EXERCISE TASK:
Copy every line from the records below that holds the word "Controls".

PROVIDED RECORDS:

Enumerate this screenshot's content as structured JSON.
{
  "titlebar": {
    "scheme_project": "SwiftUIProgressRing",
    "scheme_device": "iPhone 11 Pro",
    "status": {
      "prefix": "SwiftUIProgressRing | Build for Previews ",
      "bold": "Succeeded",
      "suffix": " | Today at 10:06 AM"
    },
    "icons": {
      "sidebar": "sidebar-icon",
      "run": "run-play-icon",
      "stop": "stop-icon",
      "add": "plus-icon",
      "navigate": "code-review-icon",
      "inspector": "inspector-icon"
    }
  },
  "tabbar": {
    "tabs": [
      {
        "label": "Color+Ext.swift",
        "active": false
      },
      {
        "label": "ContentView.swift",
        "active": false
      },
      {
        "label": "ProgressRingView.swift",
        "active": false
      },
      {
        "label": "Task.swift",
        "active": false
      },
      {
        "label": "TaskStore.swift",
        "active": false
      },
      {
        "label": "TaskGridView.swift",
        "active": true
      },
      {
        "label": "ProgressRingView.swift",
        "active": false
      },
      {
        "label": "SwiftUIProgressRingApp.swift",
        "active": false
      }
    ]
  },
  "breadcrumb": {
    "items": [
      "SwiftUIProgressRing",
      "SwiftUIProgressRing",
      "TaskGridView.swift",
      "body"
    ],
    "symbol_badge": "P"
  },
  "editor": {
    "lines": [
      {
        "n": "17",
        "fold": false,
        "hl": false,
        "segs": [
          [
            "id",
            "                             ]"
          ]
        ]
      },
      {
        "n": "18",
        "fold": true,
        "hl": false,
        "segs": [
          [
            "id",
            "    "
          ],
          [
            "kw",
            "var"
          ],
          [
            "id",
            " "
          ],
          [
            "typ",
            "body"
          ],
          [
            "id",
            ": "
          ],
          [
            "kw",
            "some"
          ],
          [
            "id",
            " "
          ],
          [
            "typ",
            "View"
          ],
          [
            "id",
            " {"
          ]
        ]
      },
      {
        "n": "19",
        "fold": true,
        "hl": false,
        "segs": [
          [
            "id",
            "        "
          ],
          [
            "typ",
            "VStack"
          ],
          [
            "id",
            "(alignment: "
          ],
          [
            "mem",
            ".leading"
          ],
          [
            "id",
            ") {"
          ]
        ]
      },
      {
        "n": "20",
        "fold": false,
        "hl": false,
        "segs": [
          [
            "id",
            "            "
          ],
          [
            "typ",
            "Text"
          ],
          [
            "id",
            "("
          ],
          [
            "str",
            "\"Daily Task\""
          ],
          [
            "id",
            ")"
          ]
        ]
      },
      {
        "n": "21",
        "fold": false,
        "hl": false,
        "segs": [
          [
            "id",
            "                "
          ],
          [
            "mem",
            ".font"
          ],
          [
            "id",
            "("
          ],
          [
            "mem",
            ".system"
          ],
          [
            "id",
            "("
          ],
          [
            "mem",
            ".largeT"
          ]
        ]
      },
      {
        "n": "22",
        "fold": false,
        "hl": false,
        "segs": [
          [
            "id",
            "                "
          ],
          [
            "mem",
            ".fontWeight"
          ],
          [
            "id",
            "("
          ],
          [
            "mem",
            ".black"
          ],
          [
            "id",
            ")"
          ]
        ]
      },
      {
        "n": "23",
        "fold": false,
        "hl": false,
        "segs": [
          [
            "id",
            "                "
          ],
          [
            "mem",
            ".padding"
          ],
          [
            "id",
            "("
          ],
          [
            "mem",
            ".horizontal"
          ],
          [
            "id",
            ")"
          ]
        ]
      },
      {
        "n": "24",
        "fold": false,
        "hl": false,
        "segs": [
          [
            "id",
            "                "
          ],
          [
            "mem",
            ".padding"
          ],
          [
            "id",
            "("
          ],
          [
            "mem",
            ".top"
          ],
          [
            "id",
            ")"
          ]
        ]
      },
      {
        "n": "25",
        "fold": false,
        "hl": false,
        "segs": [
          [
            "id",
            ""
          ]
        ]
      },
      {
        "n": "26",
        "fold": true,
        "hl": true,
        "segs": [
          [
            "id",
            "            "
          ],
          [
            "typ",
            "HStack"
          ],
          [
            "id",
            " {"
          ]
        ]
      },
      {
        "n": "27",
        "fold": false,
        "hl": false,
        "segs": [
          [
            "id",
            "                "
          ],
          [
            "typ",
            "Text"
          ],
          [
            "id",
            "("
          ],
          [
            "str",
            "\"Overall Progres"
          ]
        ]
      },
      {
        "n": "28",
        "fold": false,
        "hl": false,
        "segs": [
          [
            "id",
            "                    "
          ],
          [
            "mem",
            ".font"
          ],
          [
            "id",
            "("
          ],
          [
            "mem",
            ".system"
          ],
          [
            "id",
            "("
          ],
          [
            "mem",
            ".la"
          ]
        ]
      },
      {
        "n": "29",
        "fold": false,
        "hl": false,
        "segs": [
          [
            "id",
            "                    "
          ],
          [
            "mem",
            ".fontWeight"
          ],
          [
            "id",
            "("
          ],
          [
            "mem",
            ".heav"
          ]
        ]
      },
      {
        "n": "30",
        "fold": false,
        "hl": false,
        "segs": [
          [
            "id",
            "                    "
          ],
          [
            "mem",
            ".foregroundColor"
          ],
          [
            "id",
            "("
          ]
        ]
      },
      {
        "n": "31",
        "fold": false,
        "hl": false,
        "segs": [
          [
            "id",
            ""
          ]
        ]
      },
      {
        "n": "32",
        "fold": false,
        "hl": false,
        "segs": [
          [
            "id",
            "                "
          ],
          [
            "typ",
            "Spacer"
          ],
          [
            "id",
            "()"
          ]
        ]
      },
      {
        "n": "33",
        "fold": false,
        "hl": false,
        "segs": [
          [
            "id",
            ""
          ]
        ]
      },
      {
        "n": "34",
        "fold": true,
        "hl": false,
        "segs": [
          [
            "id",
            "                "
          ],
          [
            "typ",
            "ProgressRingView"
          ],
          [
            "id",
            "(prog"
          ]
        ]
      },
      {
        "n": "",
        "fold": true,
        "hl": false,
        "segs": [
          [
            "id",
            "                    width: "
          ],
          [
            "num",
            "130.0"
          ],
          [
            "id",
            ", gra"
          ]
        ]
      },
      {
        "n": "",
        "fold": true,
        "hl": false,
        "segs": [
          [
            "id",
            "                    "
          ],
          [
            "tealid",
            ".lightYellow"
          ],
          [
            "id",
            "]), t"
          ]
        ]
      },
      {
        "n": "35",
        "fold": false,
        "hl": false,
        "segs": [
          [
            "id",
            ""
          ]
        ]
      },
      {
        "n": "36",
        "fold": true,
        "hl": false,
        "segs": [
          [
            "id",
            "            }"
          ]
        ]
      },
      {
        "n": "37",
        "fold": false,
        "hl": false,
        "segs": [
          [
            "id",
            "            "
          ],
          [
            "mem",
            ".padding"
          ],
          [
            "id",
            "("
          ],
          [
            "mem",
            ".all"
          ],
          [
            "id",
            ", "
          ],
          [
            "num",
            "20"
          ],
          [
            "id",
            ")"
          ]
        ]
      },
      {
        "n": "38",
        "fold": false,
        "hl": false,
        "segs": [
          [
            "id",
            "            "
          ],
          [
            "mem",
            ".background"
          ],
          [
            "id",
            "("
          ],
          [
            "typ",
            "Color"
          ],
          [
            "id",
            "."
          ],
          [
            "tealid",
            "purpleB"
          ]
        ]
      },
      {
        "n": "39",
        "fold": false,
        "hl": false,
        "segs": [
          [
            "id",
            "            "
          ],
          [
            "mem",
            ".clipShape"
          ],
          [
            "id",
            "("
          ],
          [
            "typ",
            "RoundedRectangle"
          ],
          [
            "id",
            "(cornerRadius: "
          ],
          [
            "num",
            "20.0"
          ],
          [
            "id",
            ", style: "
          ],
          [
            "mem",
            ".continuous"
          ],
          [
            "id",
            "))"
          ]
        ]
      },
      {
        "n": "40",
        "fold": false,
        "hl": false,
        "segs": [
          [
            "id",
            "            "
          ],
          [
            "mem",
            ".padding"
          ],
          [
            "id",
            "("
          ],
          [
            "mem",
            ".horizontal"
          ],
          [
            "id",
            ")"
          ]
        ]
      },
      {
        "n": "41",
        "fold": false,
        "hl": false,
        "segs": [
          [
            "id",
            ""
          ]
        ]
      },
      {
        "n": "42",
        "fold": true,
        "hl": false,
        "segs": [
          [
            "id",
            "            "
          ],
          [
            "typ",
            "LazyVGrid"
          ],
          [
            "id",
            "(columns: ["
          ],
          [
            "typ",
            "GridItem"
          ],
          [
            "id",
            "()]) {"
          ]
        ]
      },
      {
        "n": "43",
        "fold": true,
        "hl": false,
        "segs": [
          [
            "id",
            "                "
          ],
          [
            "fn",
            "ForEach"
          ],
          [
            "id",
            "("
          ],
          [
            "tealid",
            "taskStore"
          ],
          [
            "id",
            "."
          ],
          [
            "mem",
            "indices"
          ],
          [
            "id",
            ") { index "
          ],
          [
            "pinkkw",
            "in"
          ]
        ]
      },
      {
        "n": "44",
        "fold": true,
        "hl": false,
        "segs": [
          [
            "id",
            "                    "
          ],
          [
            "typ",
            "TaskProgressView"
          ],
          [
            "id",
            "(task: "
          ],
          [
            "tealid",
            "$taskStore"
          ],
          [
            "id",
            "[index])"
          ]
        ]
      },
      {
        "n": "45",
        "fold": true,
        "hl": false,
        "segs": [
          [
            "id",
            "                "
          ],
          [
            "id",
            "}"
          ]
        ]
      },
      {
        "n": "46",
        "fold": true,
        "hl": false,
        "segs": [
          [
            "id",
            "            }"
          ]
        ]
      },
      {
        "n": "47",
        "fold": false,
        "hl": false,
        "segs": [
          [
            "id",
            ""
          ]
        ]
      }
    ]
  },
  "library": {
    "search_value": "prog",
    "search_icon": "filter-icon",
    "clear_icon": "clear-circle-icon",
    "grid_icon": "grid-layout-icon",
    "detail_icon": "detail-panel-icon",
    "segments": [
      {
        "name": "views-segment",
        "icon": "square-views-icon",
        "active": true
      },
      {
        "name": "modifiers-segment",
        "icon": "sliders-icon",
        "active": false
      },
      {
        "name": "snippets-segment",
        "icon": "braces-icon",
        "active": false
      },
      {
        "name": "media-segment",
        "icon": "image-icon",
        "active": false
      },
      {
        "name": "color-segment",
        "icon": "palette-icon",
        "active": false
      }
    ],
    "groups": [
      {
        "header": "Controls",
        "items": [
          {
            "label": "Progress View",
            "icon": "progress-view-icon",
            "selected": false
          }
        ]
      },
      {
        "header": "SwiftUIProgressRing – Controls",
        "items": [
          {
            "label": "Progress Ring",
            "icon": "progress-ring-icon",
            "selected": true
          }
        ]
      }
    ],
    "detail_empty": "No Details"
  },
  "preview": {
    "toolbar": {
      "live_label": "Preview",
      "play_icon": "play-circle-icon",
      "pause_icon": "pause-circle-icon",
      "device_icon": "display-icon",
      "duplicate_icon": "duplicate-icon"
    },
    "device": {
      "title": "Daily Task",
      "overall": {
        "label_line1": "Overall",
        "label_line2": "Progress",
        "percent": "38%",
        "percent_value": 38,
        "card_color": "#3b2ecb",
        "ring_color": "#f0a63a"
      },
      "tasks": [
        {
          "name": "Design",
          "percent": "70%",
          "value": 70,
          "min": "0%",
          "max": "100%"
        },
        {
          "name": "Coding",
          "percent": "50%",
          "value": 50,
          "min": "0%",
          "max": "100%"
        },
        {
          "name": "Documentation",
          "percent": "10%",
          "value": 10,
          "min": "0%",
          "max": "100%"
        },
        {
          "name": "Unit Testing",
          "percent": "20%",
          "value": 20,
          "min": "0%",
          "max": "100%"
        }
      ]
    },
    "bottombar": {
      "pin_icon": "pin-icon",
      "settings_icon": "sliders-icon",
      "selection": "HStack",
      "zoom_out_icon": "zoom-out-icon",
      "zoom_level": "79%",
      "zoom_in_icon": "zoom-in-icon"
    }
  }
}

RESULT BELOW:
        "header": "Controls",
        "header": "SwiftUIProgressRing – Controls",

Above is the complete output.